▶ [Set exercise]: Copy each line of the entries beneath that contains the word "JSON".

▶ [Dataset items]:
◆ ◆ ◆ ◆ ◆ ◆ ◆
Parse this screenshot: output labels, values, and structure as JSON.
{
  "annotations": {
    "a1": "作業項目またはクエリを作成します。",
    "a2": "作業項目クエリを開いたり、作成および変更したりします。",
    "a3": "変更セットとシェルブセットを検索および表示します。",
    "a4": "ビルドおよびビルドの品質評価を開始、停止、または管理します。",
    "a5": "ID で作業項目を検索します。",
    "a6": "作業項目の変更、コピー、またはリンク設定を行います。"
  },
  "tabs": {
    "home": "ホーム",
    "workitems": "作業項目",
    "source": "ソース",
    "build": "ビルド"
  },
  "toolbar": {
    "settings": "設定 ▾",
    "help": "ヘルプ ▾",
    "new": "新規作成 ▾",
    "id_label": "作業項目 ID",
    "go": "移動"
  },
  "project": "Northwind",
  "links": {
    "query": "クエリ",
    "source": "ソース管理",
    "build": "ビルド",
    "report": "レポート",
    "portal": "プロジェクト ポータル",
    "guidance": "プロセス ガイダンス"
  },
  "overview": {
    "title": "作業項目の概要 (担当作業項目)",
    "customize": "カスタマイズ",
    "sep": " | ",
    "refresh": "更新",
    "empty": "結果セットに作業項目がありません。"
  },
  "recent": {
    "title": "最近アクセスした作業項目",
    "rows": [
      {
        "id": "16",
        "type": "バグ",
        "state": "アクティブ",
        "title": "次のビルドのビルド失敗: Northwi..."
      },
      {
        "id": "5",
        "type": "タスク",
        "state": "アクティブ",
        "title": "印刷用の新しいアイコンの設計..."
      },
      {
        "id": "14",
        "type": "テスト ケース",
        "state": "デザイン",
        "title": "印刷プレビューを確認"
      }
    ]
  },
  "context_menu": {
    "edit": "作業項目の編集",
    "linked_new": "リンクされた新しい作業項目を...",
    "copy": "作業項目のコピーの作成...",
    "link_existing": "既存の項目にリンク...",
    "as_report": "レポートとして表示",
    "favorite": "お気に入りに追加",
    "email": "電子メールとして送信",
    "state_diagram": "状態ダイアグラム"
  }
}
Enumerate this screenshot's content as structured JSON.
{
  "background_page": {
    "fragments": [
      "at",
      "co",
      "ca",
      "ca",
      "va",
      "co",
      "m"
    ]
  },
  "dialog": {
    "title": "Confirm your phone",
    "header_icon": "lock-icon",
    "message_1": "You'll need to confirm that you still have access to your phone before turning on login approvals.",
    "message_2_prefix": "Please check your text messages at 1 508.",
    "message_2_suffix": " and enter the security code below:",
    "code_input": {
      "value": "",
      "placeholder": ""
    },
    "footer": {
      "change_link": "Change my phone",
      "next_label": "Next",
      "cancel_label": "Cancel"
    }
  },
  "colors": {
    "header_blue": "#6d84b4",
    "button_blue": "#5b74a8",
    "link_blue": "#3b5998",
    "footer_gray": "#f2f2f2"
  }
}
◆ ◆ ◆ ◆ ◆ ◆ ◆
▶ [The solution]:
Parse this screenshot: output labels, values, and structure as JSON.
Enumerate this screenshot's content as structured JSON.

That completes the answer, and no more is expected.